Exercise: Look through the data below. Show each line where the string "that" occurs.

Exercise materials:

######

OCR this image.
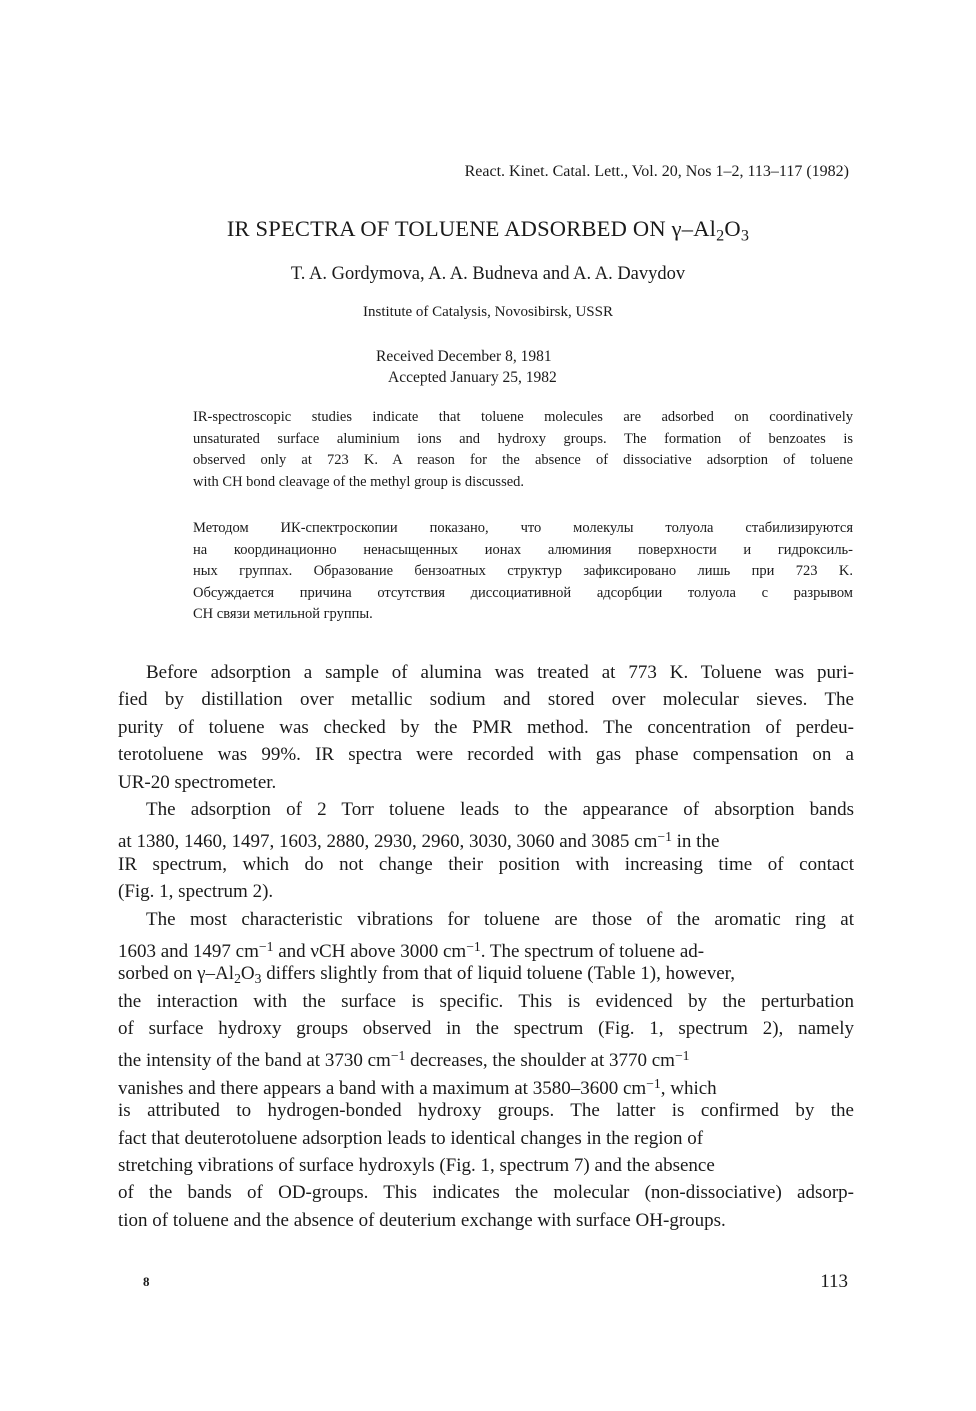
React. Kinet. Catal. Lett., Vol. 20, Nos 1–2, 113–117 (1982)
IR SPECTRA OF TOLUENE ADSORBED ON $\gamma-Al_2O_3$
T. A. Gordymova, A. A. Budneva and A. A. Davydov
Institute of Catalysis, Novosibirsk, USSR
Received December 8, 1981
Accepted January 25, 1982
IR-spectroscopic studies indicate that toluene molecules are adsorbed on coordinatively
unsaturated surface aluminium ions and hydroxy groups. The formation of benzoates is
observed only at 723 K. A reason for the absence of dissociative adsorption of toluene
with CH bond cleavage of the methyl group is discussed.
Методом ИК-спектроскопии показано, что молекулы толуола стабилизируются
на координационно ненасыщенных ионах алюминия поверхности и гидроксиль-
ных группах. Образование бензоатных структур зафиксировано лишь при 723 K.
Обсуждается причина отсутствия диссоциативной адсорбции толуола с разрывом
СН связи метильной группы.
Before adsorption a sample of alumina was treated at 773 K. Toluene was puri-
fied by distillation over metallic sodium and stored over molecular sieves. The
purity of toluene was checked by the PMR method. The concentration of perdeu-
terotoluene was 99%. IR spectra were recorded with gas phase compensation on a
UR-20 spectrometer.
The adsorption of 2 Torr toluene leads to the appearance of absorption bands
at 1380, 1460, 1497, 1603, 2880, 2930, 2960, 3030, 3060 and 3085 $cm^{-1}$ in the
IR spectrum, which do not change their position with increasing time of contact
(Fig. 1, spectrum 2).
The most characteristic vibrations for toluene are those of the aromatic ring at
1603 and 1497 $cm^{-1}$ and νCH above 3000 $cm^{-1}$. The spectrum of toluene ad-
sorbed on $\gamma-Al_2O_3$ differs slightly from that of liquid toluene (Table 1), however,
the interaction with the surface is specific. This is evidenced by the perturbation
of surface hydroxy groups observed in the spectrum (Fig. 1, spectrum 2), namely
the intensity of the band at 3730 $cm^{-1}$ decreases, the shoulder at 3770 $cm^{-1}$
vanishes and there appears a band with a maximum at 3580–3600 $cm^{-1}$, which
is attributed to hydrogen-bonded hydroxy groups. The latter is confirmed by the
fact that deuterotoluene adsorption leads to identical changes in the region of
stretching vibrations of surface hydroxyls (Fig. 1, spectrum 7) and the absence
of the bands of OD-groups. This indicates the molecular (non-dissociative) adsorp-
tion of toluene and the absence of deuterium exchange with surface OH-groups.
8	113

######

Result of this task:
IR-spectroscopic studies indicate that toluene molecules are adsorbed on coordinatively
sorbed on $\gamma-Al_2O_3$ differs slightly from that of liquid toluene (Table 1), however,
fact that deuterotoluene adsorption leads to identical changes in the region of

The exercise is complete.